## WHAT TO PRODUCE
Repeat each line word for word.

— Begin DATASET RECORDS —

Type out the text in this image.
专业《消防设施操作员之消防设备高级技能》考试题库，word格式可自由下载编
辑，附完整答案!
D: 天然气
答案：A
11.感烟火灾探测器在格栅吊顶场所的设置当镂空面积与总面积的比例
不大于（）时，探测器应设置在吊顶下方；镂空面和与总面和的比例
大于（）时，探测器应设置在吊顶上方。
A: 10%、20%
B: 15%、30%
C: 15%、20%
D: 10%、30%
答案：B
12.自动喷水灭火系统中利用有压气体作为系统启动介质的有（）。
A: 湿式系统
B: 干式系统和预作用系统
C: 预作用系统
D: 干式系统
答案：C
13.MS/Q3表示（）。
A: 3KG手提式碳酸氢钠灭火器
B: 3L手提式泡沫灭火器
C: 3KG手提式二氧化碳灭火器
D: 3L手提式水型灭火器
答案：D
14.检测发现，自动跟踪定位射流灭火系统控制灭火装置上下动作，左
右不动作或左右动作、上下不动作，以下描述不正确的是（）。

— End DATASET RECORDS —

## RESPONSE TO THIS TASK
Type out the text in this image.
专业《消防设施操作员之消防设备高级技能》考试题库，word格式可自由下载编
辑，附完整答案!
D: 天然气
答案：A
11.感烟火灾探测器在格栅吊顶场所的设置当镂空面积与总面积的比例
不大于（）时，探测器应设置在吊顶下方；镂空面和与总面和的比例
大于（）时，探测器应设置在吊顶上方。
A: 10%、20%
B: 15%、30%
C: 15%、20%
D: 10%、30%
答案：B
12.自动喷水灭火系统中利用有压气体作为系统启动介质的有（）。
A: 湿式系统
B: 干式系统和预作用系统
C: 预作用系统
D: 干式系统
答案：C
13.MS/Q3表示（）。
A: 3KG手提式碳酸氢钠灭火器
B: 3L手提式泡沫灭火器
C: 3KG手提式二氧化碳灭火器
D: 3L手提式水型灭火器
答案：D
14.检测发现，自动跟踪定位射流灭火系统控制灭火装置上下动作，左
右不动作或左右动作、上下不动作，以下描述不正确的是（）。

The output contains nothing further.